═══ Data provided
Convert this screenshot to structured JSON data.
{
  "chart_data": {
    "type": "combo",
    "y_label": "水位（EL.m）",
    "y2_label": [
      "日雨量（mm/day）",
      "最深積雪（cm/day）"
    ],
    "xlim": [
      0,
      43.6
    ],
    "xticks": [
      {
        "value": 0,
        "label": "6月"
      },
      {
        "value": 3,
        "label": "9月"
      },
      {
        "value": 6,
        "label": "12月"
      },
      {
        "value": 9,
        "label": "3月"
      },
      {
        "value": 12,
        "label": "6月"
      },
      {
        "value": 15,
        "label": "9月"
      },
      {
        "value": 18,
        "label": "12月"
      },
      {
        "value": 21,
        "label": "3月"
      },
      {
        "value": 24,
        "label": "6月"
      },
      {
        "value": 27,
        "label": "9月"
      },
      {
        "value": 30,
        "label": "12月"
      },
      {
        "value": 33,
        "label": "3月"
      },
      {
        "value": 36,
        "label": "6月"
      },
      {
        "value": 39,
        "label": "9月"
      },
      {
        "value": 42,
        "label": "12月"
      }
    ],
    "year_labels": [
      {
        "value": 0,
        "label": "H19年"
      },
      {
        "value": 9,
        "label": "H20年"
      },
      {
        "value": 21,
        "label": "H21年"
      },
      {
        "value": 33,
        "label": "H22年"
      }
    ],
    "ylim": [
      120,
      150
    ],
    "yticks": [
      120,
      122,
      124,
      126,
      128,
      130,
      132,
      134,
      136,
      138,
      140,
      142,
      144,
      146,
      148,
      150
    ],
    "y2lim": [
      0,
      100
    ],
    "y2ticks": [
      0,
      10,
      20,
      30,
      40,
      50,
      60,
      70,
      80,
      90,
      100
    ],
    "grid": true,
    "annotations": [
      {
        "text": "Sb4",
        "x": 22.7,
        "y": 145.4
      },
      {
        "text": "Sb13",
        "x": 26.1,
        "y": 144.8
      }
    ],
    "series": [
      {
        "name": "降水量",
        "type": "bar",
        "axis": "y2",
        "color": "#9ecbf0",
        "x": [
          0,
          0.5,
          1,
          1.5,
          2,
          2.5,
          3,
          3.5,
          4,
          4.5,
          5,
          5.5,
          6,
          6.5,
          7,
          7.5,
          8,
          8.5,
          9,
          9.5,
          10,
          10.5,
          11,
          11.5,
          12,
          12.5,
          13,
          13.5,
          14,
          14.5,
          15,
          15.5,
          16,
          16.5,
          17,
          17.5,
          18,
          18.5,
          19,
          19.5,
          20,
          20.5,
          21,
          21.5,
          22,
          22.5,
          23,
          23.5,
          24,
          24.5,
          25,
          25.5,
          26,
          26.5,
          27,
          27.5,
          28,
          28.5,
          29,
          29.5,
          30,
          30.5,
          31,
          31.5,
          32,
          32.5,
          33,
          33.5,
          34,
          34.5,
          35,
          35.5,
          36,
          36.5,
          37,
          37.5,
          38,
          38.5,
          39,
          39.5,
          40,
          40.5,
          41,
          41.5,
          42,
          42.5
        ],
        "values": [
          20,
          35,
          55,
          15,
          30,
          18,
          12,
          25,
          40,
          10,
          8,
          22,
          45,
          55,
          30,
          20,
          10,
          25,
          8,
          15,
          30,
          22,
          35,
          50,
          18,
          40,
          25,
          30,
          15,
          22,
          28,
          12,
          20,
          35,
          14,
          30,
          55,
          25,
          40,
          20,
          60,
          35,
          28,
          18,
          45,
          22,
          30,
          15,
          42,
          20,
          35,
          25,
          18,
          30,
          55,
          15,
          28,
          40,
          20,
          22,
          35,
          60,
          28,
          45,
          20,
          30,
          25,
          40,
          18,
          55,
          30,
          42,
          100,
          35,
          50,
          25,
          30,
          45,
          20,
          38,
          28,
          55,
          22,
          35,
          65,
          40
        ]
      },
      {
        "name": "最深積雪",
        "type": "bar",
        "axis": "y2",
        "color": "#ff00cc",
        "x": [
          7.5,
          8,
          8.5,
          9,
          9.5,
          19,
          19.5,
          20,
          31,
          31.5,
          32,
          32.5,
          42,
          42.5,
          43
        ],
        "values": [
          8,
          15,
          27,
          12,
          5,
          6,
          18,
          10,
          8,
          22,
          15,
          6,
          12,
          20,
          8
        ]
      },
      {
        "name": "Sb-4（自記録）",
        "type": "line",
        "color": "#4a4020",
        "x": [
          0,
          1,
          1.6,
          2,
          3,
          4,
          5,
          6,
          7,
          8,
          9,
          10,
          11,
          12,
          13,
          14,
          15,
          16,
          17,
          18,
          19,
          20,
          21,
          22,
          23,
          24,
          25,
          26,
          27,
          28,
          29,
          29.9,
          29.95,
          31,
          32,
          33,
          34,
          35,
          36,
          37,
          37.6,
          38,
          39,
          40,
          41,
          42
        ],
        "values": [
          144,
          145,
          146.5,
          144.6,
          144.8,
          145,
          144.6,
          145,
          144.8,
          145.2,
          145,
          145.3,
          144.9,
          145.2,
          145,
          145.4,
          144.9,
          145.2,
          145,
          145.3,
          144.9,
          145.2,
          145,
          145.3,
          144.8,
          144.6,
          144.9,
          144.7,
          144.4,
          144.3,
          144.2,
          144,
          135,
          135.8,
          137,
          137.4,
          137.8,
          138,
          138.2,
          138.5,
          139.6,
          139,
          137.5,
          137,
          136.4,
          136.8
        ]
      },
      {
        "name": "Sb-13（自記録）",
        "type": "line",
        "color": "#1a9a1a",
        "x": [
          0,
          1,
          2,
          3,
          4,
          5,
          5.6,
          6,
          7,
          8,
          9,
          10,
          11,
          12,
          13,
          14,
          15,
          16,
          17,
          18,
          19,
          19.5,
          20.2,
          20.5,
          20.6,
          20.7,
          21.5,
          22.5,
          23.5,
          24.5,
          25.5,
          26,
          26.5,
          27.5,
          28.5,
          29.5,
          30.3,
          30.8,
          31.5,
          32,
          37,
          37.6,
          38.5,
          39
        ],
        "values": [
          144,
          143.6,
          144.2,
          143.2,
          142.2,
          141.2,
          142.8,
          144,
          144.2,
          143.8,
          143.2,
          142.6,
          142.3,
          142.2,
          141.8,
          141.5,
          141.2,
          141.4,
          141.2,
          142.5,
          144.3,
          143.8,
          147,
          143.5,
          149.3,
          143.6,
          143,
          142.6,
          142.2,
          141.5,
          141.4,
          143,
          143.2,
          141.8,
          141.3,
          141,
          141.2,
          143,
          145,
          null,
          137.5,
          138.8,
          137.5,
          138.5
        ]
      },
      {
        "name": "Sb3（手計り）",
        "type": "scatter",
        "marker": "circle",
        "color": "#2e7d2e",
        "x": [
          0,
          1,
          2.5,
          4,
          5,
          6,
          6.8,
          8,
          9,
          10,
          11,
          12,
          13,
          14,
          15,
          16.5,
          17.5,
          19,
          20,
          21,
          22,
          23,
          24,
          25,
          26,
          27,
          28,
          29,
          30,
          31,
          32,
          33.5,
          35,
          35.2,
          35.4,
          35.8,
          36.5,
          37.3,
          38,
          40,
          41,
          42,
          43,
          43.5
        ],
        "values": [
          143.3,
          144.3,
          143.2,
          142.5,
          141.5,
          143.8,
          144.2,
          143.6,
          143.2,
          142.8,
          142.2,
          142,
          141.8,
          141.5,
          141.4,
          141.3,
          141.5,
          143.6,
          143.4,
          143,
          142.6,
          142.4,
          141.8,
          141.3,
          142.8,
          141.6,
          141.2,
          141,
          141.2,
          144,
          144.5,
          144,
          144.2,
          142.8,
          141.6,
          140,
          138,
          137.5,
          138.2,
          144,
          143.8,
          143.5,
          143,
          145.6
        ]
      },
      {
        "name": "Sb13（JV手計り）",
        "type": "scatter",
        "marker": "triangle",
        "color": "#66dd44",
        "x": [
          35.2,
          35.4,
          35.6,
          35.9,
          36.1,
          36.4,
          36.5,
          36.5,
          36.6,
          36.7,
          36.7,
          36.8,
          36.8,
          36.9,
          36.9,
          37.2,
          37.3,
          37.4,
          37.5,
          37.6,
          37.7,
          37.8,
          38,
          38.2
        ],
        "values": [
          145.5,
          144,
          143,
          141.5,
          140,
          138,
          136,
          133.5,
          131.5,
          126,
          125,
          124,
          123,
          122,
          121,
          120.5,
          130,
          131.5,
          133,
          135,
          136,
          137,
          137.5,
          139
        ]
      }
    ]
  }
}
══════
* Problem to solve:
Identify each line in the entries with the word "name" and copy it.

* Solution to this problem:
        "name": "降水量",
        "name": "最深積雪",
        "name": "Sb-4（自記録）",
        "name": "Sb-13（自記録）",
        "name": "Sb3（手計り）",
        "name": "Sb13（JV手計り）",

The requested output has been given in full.